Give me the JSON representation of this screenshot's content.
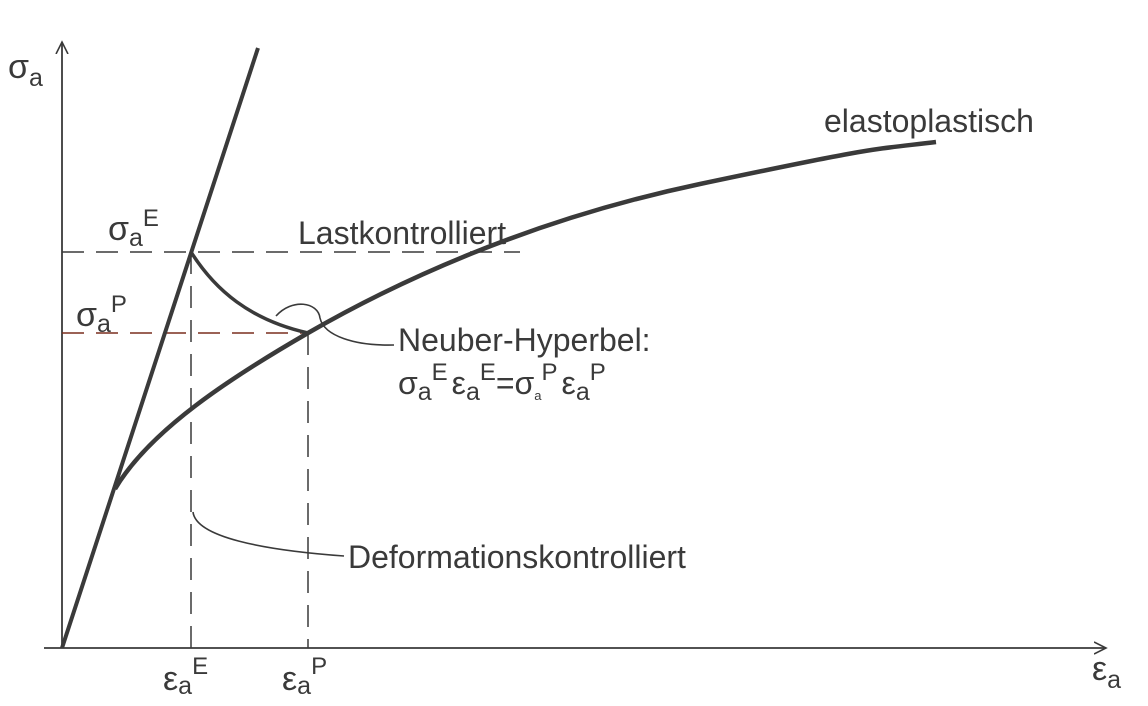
{
  "axes": {
    "y_symbol": "σ",
    "y_sub": "a",
    "x_symbol": "ε",
    "x_sub": "a"
  },
  "curves": {
    "elastoplastic_label": "elastoplastisch"
  },
  "levels": {
    "sigma_E": {
      "symbol": "σ",
      "sub": "a",
      "sup": "E"
    },
    "sigma_P": {
      "symbol": "σ",
      "sub": "a",
      "sup": "P"
    },
    "eps_E": {
      "symbol": "ε",
      "sub": "a",
      "sup": "E"
    },
    "eps_P": {
      "symbol": "ε",
      "sub": "a",
      "sup": "P"
    }
  },
  "annotations": {
    "load_controlled": "Lastkontrolliert",
    "deformation_controlled": "Deformationskontrolliert",
    "neuber_title": "Neuber-Hyperbel:",
    "neuber_formula": {
      "s1": "σ",
      "s1_sub": "a",
      "s1_sup": "E",
      "e1": "ε",
      "e1_sub": "a",
      "e1_sup": "E",
      "eq": "=",
      "s2": "σ",
      "s2_sub": "a",
      "s2_sup": "P",
      "e2": "ε",
      "e2_sub": "a",
      "e2_sup": "P"
    }
  },
  "colors": {
    "ink": "#3a3a3a",
    "dashed_accent": "#7a2e1e"
  }
}
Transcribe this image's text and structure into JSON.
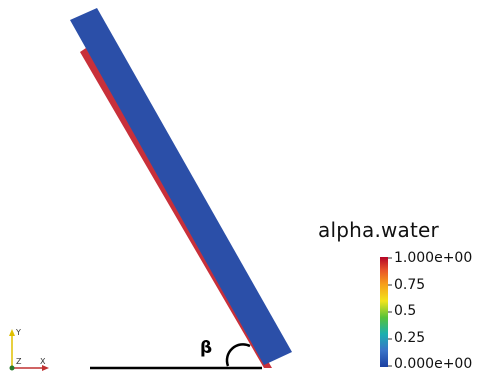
{
  "angle_label": "β",
  "legend": {
    "title": "alpha.water",
    "ticks": [
      "1.000e+00",
      "0.75",
      "0.5",
      "0.25",
      "0.000e+00"
    ],
    "range": [
      0,
      1
    ],
    "colormap": [
      "#b40426",
      "#e8542a",
      "#f7a01b",
      "#f2e41c",
      "#57c23a",
      "#1ab0b0",
      "#3a73c8",
      "#1b3fa0"
    ]
  },
  "axes": {
    "y": "Y",
    "z": "Z",
    "x": "X"
  },
  "colors": {
    "plate_main": "#2b4fa8",
    "plate_edge": "#c8303a",
    "ground_line": "#000000",
    "axis_y": "#e0c000",
    "axis_x": "#c03030",
    "axis_origin": "#2a7a2a"
  }
}
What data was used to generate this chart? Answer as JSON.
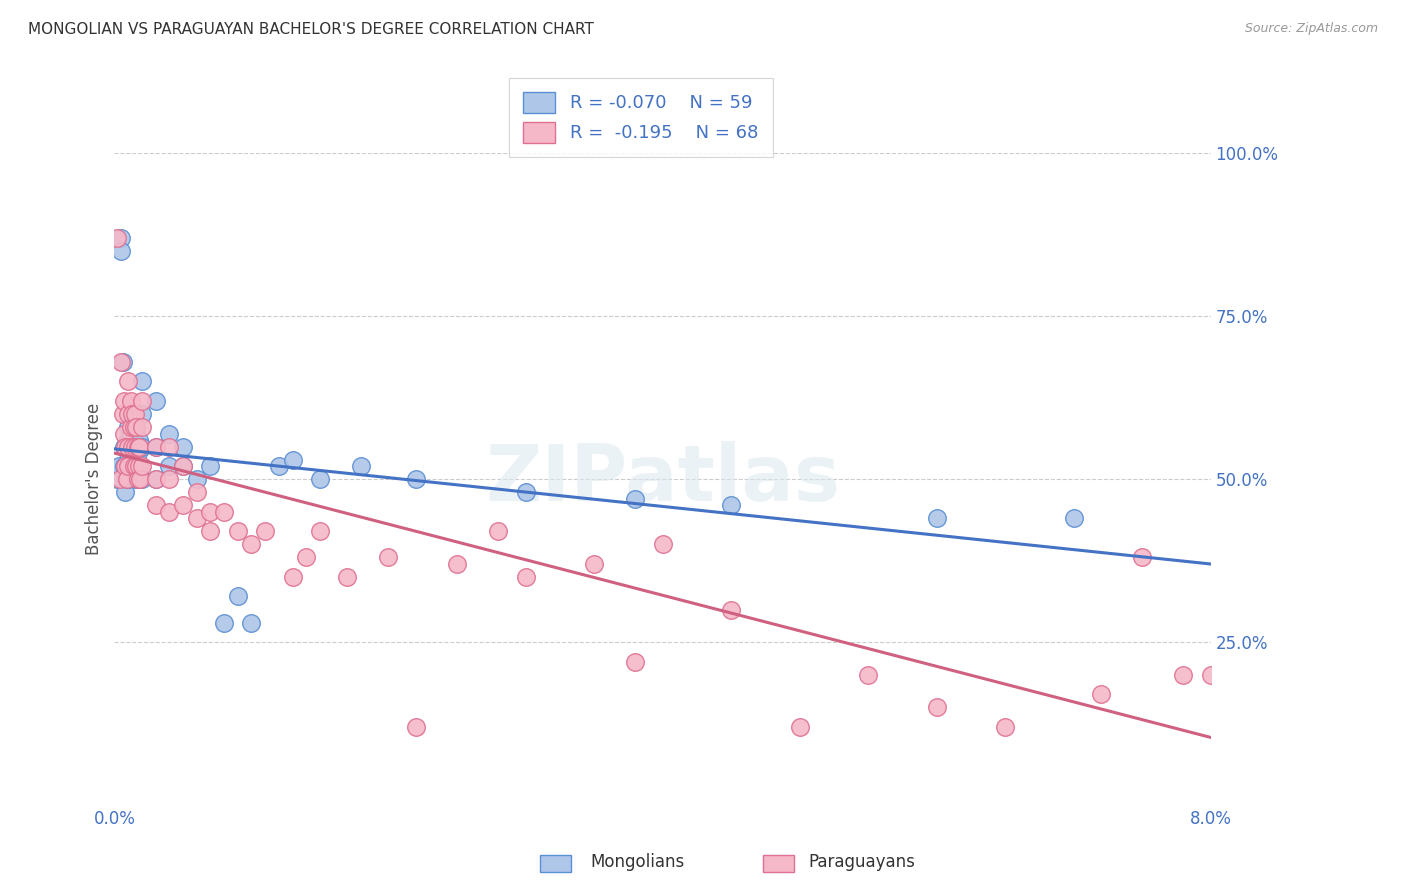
{
  "title": "MONGOLIAN VS PARAGUAYAN BACHELOR'S DEGREE CORRELATION CHART",
  "source": "Source: ZipAtlas.com",
  "xlabel_mongolian": "Mongolians",
  "xlabel_paraguayan": "Paraguayans",
  "ylabel": "Bachelor's Degree",
  "watermark": "ZIPatlas",
  "mongolian_R": -0.07,
  "mongolian_N": 59,
  "paraguayan_R": -0.195,
  "paraguayan_N": 68,
  "xlim": [
    0.0,
    0.08
  ],
  "ylim": [
    0.0,
    1.0
  ],
  "xtick_left": 0.0,
  "xtick_right": 0.08,
  "xtick_left_label": "0.0%",
  "xtick_right_label": "8.0%",
  "yticks": [
    0.0,
    0.25,
    0.5,
    0.75,
    1.0
  ],
  "yticklabels": [
    "",
    "25.0%",
    "50.0%",
    "75.0%",
    "100.0%"
  ],
  "mongolian_color": "#aec6e8",
  "paraguayan_color": "#f5b8c8",
  "mongolian_edge_color": "#5b8fd4",
  "paraguayan_edge_color": "#e07090",
  "mongolian_line_color": "#4472c4",
  "paraguayan_line_color": "#d06080",
  "mongolian_scatter_x": [
    0.0002,
    0.0003,
    0.0005,
    0.0005,
    0.0006,
    0.0007,
    0.0007,
    0.0008,
    0.0008,
    0.0009,
    0.001,
    0.001,
    0.001,
    0.001,
    0.001,
    0.0012,
    0.0012,
    0.0012,
    0.0013,
    0.0013,
    0.0014,
    0.0014,
    0.0015,
    0.0015,
    0.0015,
    0.0015,
    0.0016,
    0.0016,
    0.0017,
    0.0017,
    0.0018,
    0.0018,
    0.0019,
    0.002,
    0.002,
    0.002,
    0.002,
    0.003,
    0.003,
    0.003,
    0.004,
    0.004,
    0.005,
    0.005,
    0.006,
    0.007,
    0.008,
    0.009,
    0.01,
    0.012,
    0.013,
    0.015,
    0.018,
    0.022,
    0.03,
    0.038,
    0.045,
    0.06,
    0.07
  ],
  "mongolian_scatter_y": [
    0.5,
    0.52,
    0.87,
    0.85,
    0.68,
    0.55,
    0.52,
    0.5,
    0.48,
    0.5,
    0.58,
    0.56,
    0.54,
    0.52,
    0.5,
    0.6,
    0.57,
    0.54,
    0.55,
    0.52,
    0.56,
    0.53,
    0.58,
    0.55,
    0.53,
    0.5,
    0.55,
    0.52,
    0.54,
    0.5,
    0.56,
    0.52,
    0.5,
    0.65,
    0.6,
    0.55,
    0.5,
    0.62,
    0.55,
    0.5,
    0.57,
    0.52,
    0.55,
    0.52,
    0.5,
    0.52,
    0.28,
    0.32,
    0.28,
    0.52,
    0.53,
    0.5,
    0.52,
    0.5,
    0.48,
    0.47,
    0.46,
    0.44,
    0.44
  ],
  "paraguayan_scatter_x": [
    0.0002,
    0.0004,
    0.0005,
    0.0006,
    0.0007,
    0.0007,
    0.0008,
    0.0008,
    0.0009,
    0.001,
    0.001,
    0.001,
    0.001,
    0.0012,
    0.0012,
    0.0013,
    0.0013,
    0.0014,
    0.0014,
    0.0015,
    0.0015,
    0.0016,
    0.0016,
    0.0017,
    0.0017,
    0.0018,
    0.0018,
    0.0019,
    0.002,
    0.002,
    0.002,
    0.003,
    0.003,
    0.003,
    0.004,
    0.004,
    0.004,
    0.005,
    0.005,
    0.006,
    0.006,
    0.007,
    0.007,
    0.008,
    0.009,
    0.01,
    0.011,
    0.013,
    0.014,
    0.015,
    0.017,
    0.02,
    0.022,
    0.025,
    0.028,
    0.03,
    0.035,
    0.038,
    0.04,
    0.045,
    0.05,
    0.055,
    0.06,
    0.065,
    0.072,
    0.075,
    0.078,
    0.08
  ],
  "paraguayan_scatter_y": [
    0.87,
    0.5,
    0.68,
    0.6,
    0.62,
    0.57,
    0.55,
    0.52,
    0.5,
    0.65,
    0.6,
    0.55,
    0.52,
    0.62,
    0.58,
    0.6,
    0.55,
    0.58,
    0.52,
    0.6,
    0.55,
    0.58,
    0.52,
    0.55,
    0.5,
    0.55,
    0.52,
    0.5,
    0.62,
    0.58,
    0.52,
    0.55,
    0.5,
    0.46,
    0.55,
    0.5,
    0.45,
    0.52,
    0.46,
    0.48,
    0.44,
    0.45,
    0.42,
    0.45,
    0.42,
    0.4,
    0.42,
    0.35,
    0.38,
    0.42,
    0.35,
    0.38,
    0.12,
    0.37,
    0.42,
    0.35,
    0.37,
    0.22,
    0.4,
    0.3,
    0.12,
    0.2,
    0.15,
    0.12,
    0.17,
    0.38,
    0.2,
    0.2
  ]
}
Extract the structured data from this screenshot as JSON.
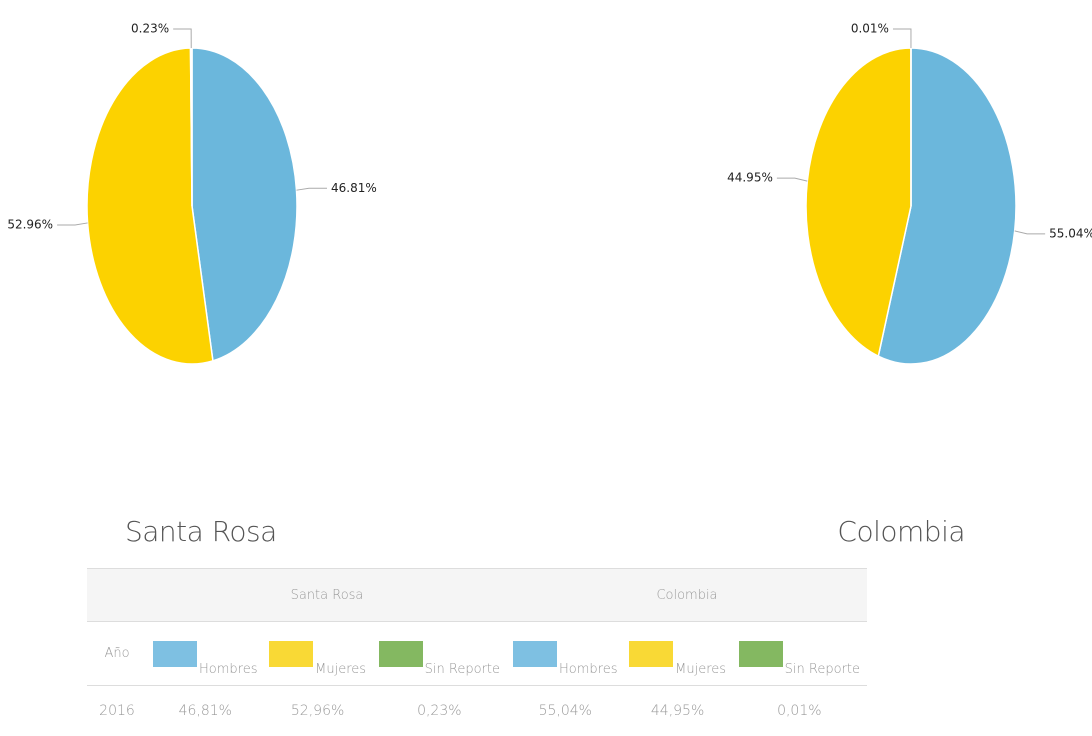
{
  "chart_data": [
    {
      "type": "pie",
      "title": "Santa Rosa",
      "values": [
        46.81,
        52.96,
        0.23
      ],
      "value_labels": [
        "46.81%",
        "52.96%",
        "0.23%"
      ],
      "colors": [
        "#6bb7dc",
        "#fcd200",
        "#80b35a"
      ]
    },
    {
      "type": "pie",
      "title": "Colombia",
      "values": [
        55.04,
        44.95,
        0.01
      ],
      "value_labels": [
        "55.04%",
        "44.95%",
        "0.01%"
      ],
      "colors": [
        "#6bb7dc",
        "#fcd200",
        "#80b35a"
      ]
    }
  ],
  "table": {
    "groups": [
      "Santa Rosa",
      "Colombia"
    ],
    "header": [
      "Año",
      "Hombres",
      "Mujeres",
      "Sin Reporte",
      "Hombres",
      "Mujeres",
      "Sin Reporte"
    ],
    "swatch_colors": [
      "#7ec0e2",
      "#f9d935",
      "#84b861",
      "#7ec0e2",
      "#f9d935",
      "#84b861"
    ],
    "rows": [
      [
        "2016",
        "46,81%",
        "52,96%",
        "0,23%",
        "55,04%",
        "44,95%",
        "0,01%"
      ]
    ]
  }
}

THE REQUEST => Restate word for word only the lines from the one with "Extract the structured" through the last line of the material, both included. Any picture should be left out.

RESULT FOR THIS TASK =>
Extract the structured data from this screenshot as JSON.
{
  "chart_data": [
    {
      "type": "pie",
      "title": "Santa Rosa",
      "values": [
        46.81,
        52.96,
        0.23
      ],
      "value_labels": [
        "46.81%",
        "52.96%",
        "0.23%"
      ],
      "colors": [
        "#6bb7dc",
        "#fcd200",
        "#80b35a"
      ]
    },
    {
      "type": "pie",
      "title": "Colombia",
      "values": [
        55.04,
        44.95,
        0.01
      ],
      "value_labels": [
        "55.04%",
        "44.95%",
        "0.01%"
      ],
      "colors": [
        "#6bb7dc",
        "#fcd200",
        "#80b35a"
      ]
    }
  ],
  "table": {
    "groups": [
      "Santa Rosa",
      "Colombia"
    ],
    "header": [
      "Año",
      "Hombres",
      "Mujeres",
      "Sin Reporte",
      "Hombres",
      "Mujeres",
      "Sin Reporte"
    ],
    "swatch_colors": [
      "#7ec0e2",
      "#f9d935",
      "#84b861",
      "#7ec0e2",
      "#f9d935",
      "#84b861"
    ],
    "rows": [
      [
        "2016",
        "46,81%",
        "52,96%",
        "0,23%",
        "55,04%",
        "44,95%",
        "0,01%"
      ]
    ]
  }
}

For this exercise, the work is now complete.